*Source material:*
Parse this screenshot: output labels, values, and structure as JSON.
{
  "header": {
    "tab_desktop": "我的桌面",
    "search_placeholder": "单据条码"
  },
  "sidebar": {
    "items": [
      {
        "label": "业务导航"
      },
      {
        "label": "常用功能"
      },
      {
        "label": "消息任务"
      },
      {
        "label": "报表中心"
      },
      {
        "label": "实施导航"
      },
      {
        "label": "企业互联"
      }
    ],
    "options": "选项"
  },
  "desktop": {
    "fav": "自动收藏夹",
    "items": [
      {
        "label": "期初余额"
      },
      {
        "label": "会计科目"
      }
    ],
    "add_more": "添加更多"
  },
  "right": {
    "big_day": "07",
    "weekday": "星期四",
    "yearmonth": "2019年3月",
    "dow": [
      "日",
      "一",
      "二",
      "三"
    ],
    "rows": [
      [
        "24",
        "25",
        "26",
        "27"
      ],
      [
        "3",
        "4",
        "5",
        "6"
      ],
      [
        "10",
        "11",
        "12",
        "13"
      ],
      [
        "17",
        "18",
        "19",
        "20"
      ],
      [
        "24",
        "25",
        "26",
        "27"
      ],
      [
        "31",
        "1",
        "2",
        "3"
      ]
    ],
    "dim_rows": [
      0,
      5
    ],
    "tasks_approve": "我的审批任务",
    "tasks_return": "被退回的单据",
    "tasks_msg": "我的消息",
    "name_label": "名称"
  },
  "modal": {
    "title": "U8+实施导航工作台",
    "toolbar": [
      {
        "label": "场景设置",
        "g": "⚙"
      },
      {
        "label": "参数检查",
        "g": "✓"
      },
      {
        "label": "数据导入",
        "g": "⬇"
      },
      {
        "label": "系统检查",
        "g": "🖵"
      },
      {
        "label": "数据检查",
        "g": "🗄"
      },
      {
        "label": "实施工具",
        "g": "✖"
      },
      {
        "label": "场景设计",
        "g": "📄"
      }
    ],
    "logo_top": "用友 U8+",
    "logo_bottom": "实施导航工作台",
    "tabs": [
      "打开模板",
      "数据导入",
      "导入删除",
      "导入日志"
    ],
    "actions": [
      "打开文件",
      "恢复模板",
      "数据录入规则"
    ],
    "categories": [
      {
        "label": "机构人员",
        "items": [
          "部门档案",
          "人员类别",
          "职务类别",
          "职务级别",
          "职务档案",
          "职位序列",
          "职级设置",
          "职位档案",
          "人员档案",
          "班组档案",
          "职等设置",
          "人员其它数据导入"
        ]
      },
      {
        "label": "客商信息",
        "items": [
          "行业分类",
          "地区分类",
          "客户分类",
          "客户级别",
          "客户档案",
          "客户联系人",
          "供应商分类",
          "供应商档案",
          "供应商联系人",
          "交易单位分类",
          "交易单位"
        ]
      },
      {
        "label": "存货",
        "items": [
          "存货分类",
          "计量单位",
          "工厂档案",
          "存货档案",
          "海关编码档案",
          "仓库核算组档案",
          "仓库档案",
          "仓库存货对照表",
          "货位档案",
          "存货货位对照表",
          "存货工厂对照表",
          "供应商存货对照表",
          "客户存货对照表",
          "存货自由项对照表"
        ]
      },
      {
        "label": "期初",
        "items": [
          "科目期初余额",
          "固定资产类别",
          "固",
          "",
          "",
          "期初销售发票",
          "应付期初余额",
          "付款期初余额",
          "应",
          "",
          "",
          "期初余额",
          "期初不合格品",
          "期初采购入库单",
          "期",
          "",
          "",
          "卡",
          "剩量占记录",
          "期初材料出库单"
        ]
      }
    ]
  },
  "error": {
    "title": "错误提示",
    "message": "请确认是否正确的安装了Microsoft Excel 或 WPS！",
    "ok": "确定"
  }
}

*Given request:* State how many lines of the data include the word "实施导航工作台", with nothing else.

*Answer below:* 2